WHAT IS NEEDED
Transcribe each of the records below exactly, excluding all pictures.

AVAILABLE DATA
·····

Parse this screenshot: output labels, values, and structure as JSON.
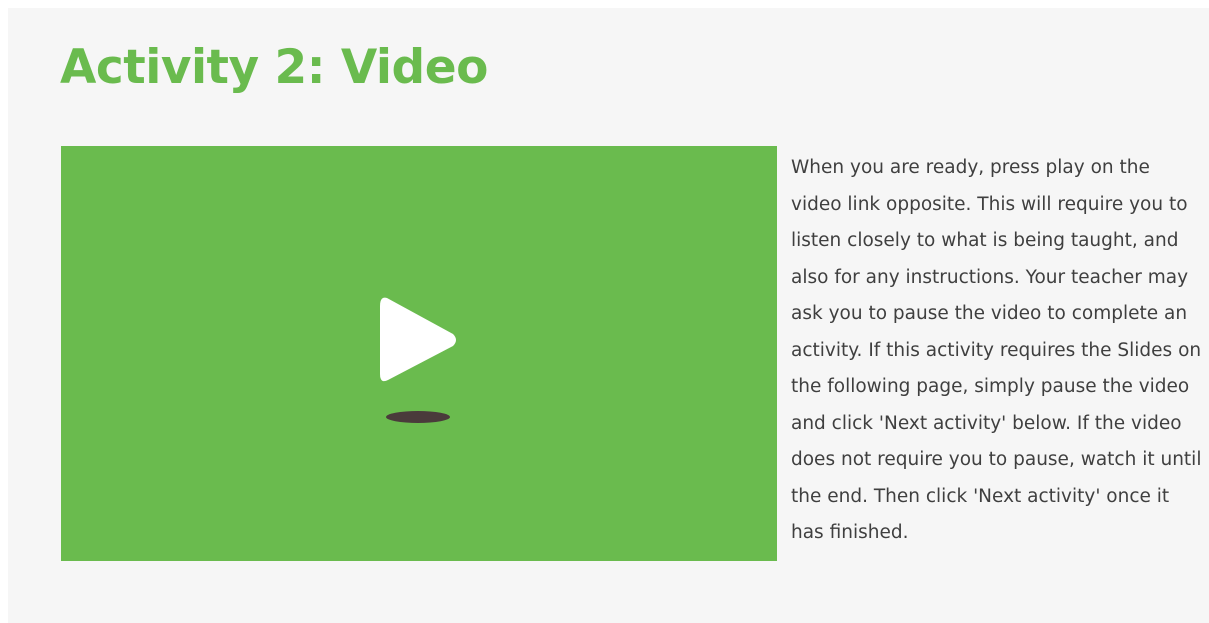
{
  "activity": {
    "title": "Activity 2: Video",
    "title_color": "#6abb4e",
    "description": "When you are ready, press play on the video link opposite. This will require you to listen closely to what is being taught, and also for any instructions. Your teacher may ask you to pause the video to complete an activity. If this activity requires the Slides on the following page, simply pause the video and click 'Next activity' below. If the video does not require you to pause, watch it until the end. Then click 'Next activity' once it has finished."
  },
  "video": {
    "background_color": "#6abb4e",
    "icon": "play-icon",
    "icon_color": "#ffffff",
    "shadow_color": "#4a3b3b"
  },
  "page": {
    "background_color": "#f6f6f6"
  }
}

·····

SOLVED PROBLEM
Parse this screenshot: output labels, values, and structure as JSON.
{
  "activity": {
    "title": "Activity 2: Video",
    "title_color": "#6abb4e",
    "description": "When you are ready, press play on the video link opposite. This will require you to listen closely to what is being taught, and also for any instructions. Your teacher may ask you to pause the video to complete an activity. If this activity requires the Slides on the following page, simply pause the video and click 'Next activity' below. If the video does not require you to pause, watch it until the end. Then click 'Next activity' once it has finished."
  },
  "video": {
    "background_color": "#6abb4e",
    "icon": "play-icon",
    "icon_color": "#ffffff",
    "shadow_color": "#4a3b3b"
  },
  "page": {
    "background_color": "#f6f6f6"
  }
}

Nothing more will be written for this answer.